* Task goal:
Answer with nothing except the number of lines that contain the word "category".

* Items from a figure collection:
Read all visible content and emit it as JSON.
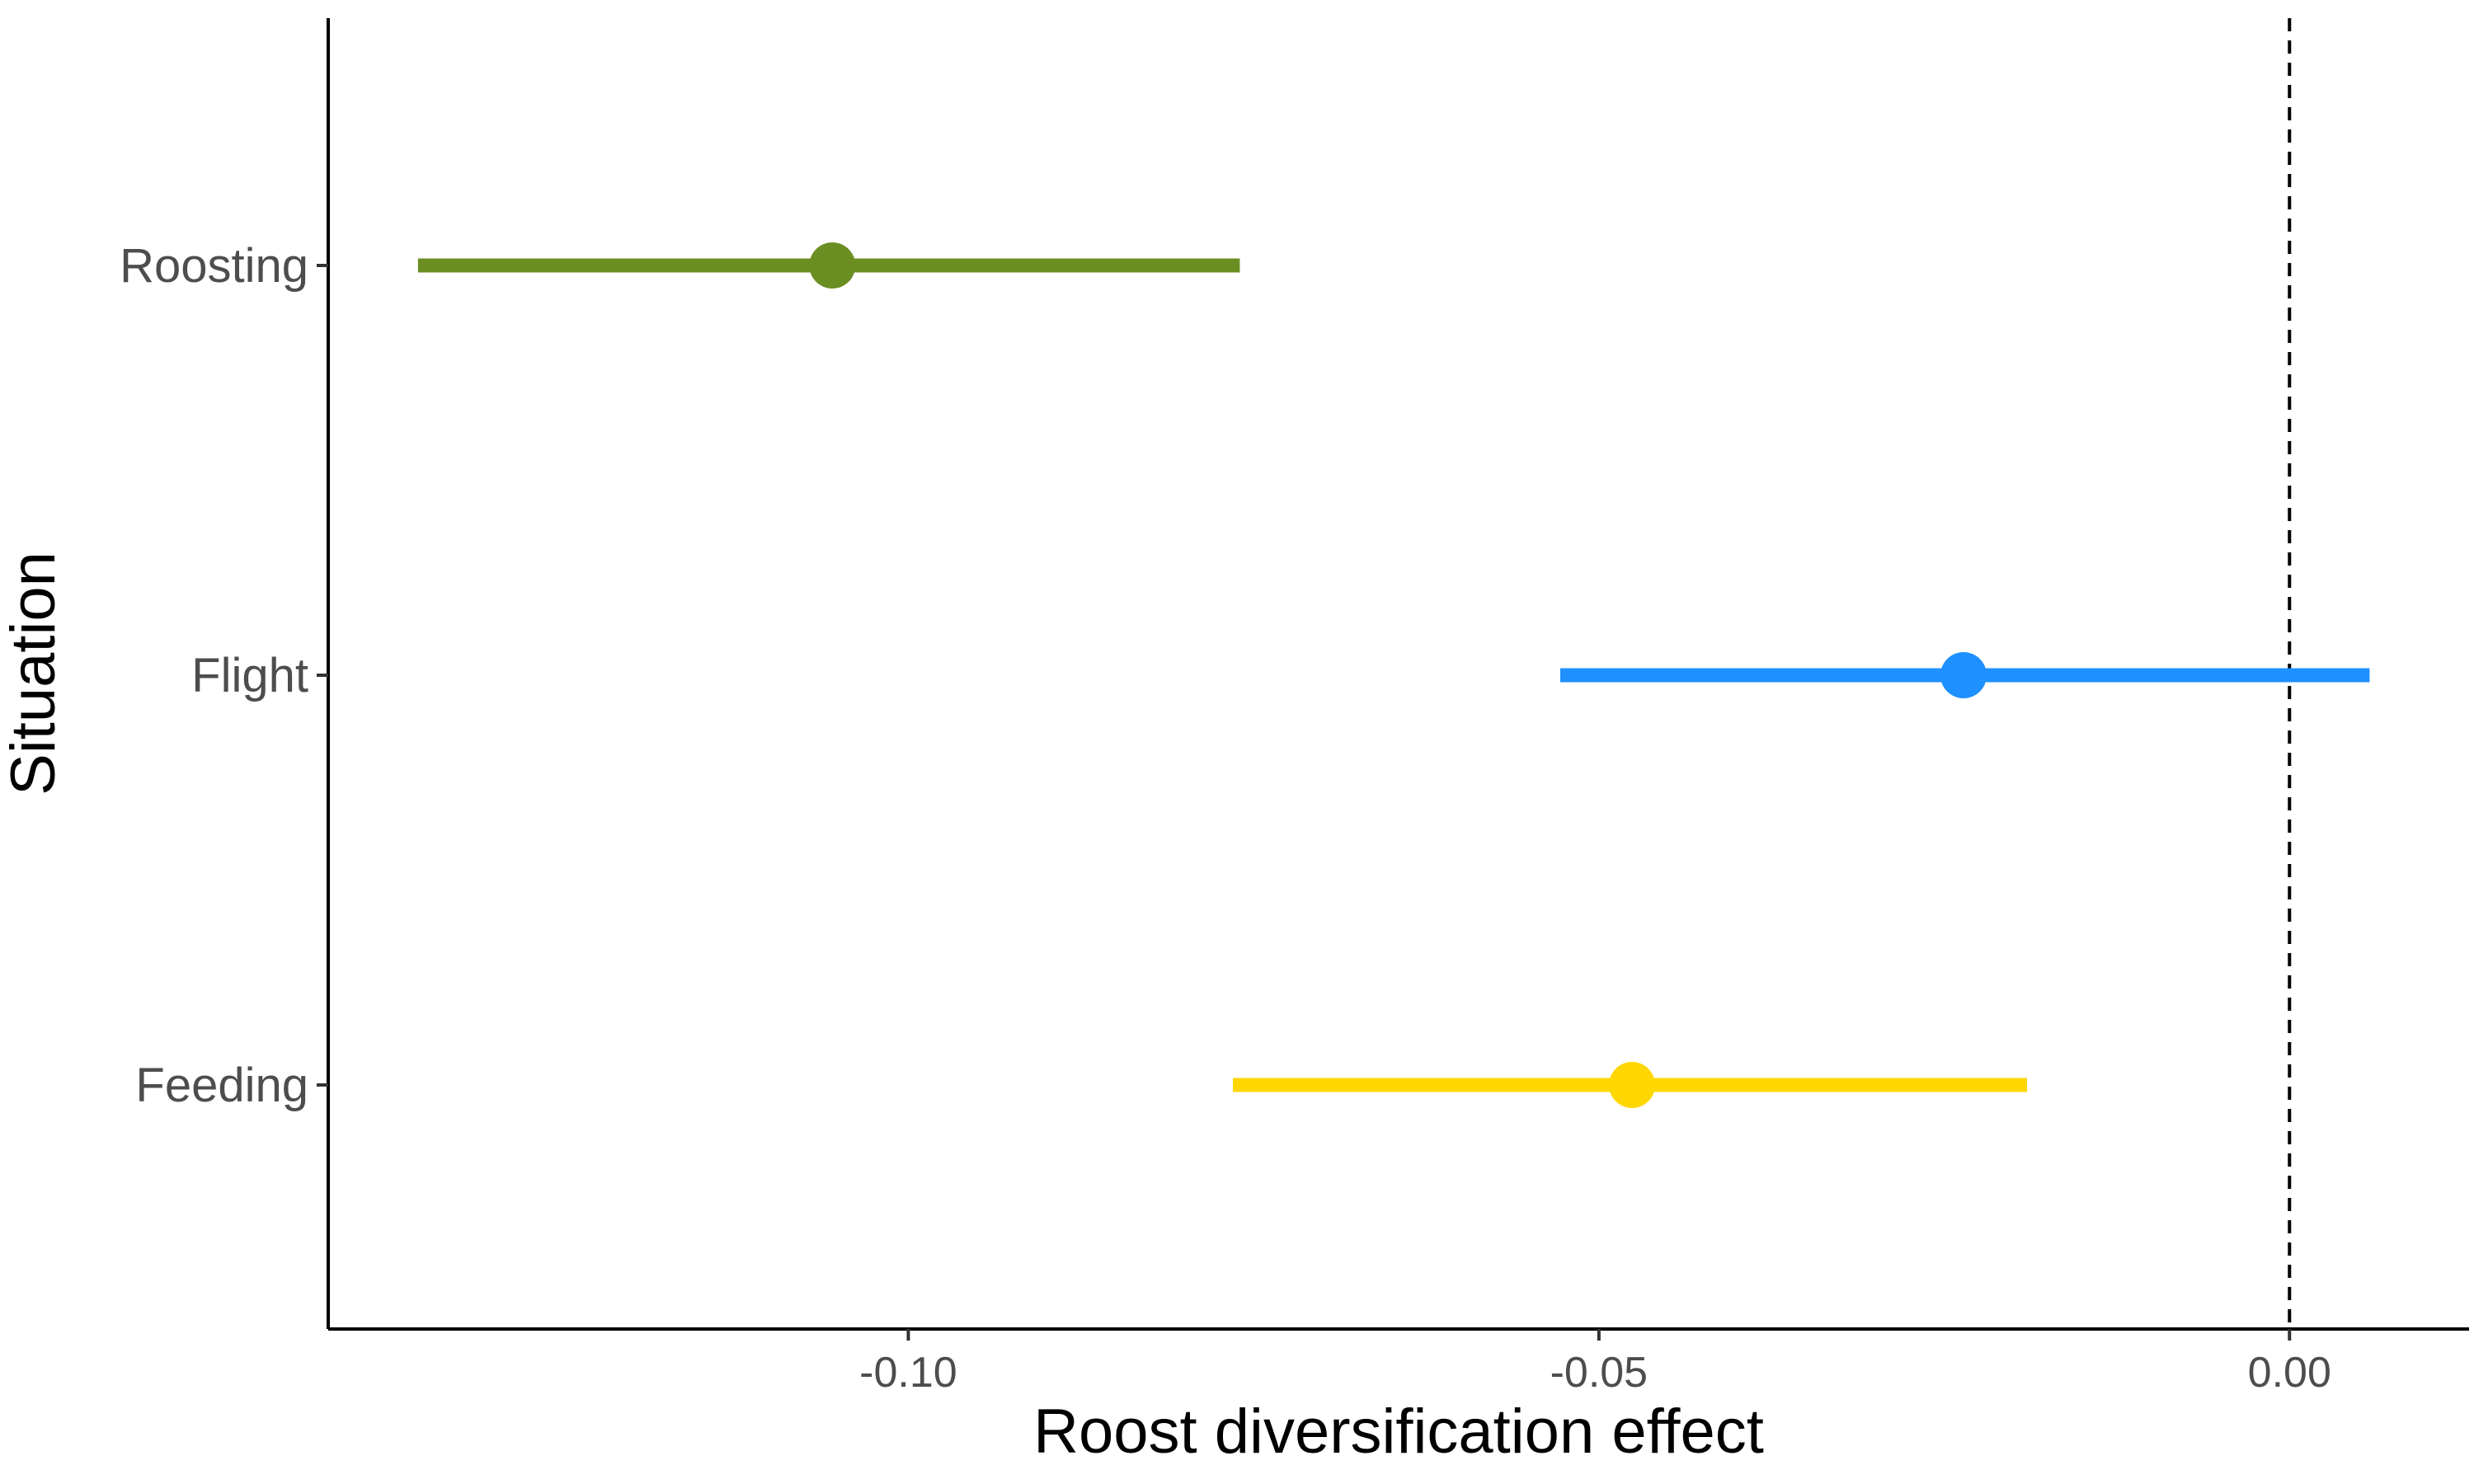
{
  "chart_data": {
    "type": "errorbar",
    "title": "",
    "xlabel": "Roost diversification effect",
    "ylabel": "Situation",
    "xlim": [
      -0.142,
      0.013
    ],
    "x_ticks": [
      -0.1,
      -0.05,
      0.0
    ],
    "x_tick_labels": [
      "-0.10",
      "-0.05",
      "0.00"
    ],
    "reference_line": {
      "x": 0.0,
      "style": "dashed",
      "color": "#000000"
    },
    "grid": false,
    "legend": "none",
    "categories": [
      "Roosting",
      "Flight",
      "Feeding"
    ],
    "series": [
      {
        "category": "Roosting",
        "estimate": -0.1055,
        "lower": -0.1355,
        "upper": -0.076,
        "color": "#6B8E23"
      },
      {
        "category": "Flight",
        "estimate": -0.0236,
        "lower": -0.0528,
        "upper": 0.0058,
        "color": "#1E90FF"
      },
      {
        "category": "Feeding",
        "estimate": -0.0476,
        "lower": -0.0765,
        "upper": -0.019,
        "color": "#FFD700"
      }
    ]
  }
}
* * *
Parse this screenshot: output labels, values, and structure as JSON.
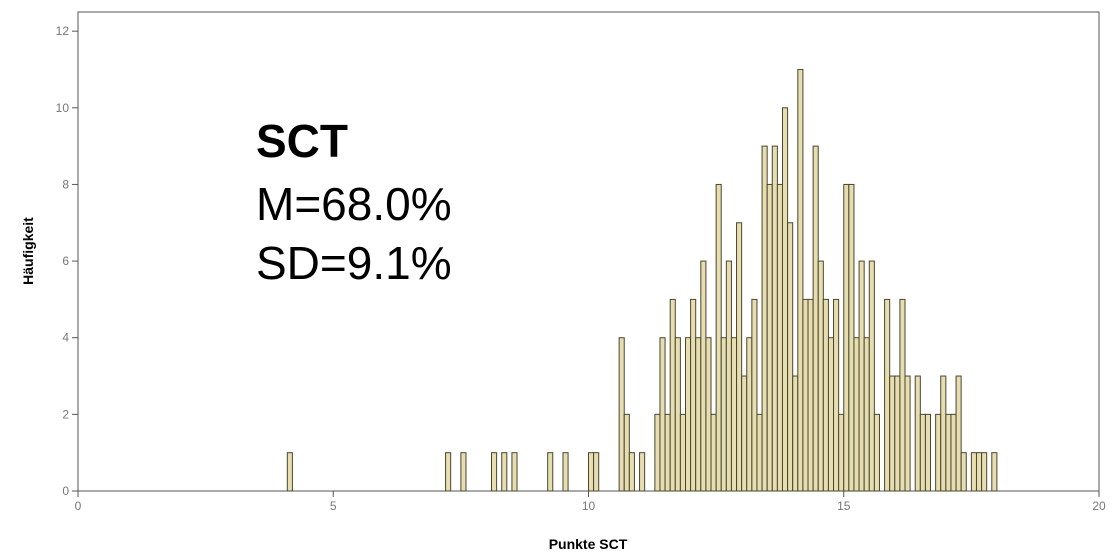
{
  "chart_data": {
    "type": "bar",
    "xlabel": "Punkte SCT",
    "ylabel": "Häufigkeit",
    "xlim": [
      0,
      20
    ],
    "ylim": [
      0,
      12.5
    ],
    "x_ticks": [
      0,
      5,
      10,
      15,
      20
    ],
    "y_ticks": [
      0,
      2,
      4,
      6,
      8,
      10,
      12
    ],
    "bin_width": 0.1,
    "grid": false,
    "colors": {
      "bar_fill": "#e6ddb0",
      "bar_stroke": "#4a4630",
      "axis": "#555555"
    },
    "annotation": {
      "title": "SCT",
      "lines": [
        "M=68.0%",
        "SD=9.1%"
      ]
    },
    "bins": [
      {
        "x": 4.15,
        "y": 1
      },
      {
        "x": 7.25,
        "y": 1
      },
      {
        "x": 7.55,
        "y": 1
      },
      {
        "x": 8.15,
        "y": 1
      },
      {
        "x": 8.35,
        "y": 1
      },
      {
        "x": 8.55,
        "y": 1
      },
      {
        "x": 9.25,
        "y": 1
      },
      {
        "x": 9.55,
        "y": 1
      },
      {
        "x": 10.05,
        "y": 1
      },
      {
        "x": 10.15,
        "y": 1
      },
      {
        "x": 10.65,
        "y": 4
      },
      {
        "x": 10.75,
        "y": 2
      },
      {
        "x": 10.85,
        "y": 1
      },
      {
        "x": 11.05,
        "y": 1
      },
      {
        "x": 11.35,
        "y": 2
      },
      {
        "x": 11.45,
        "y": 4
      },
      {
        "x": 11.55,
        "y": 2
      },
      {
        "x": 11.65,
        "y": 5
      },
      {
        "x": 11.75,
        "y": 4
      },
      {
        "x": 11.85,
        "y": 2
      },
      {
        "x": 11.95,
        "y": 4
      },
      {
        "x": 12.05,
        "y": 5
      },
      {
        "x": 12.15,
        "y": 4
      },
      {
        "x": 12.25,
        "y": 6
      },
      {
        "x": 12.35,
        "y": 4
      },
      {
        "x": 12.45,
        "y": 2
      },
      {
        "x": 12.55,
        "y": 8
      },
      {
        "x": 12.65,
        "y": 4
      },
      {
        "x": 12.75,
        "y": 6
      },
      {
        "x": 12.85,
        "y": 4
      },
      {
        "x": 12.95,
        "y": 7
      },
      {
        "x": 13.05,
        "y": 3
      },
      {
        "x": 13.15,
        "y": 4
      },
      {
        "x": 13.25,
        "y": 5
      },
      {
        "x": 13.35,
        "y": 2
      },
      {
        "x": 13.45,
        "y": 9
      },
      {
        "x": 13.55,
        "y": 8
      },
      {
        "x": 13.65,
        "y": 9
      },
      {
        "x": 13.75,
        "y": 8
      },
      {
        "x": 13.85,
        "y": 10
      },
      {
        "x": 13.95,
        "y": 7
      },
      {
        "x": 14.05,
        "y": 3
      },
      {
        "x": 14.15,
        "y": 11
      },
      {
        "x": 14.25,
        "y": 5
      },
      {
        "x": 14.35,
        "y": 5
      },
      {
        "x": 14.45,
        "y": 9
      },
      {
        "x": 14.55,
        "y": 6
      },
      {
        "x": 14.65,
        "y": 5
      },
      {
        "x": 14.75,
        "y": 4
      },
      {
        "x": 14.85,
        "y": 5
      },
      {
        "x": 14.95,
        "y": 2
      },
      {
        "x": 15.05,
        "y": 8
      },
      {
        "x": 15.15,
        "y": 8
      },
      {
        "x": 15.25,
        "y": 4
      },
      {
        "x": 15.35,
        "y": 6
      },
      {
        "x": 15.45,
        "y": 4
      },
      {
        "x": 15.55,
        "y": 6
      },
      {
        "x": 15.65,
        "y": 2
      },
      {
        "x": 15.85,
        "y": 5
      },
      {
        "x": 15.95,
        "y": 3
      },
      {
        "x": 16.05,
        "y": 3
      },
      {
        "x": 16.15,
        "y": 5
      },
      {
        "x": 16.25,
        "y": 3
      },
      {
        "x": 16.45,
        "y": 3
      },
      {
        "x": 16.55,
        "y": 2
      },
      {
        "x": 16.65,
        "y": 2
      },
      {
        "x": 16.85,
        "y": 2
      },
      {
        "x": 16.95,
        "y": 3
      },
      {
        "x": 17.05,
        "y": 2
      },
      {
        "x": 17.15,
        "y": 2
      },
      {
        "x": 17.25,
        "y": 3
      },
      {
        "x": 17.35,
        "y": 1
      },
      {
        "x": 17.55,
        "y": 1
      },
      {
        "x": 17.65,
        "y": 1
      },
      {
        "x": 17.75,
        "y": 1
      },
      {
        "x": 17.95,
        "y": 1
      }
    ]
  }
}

* Worked answer:
3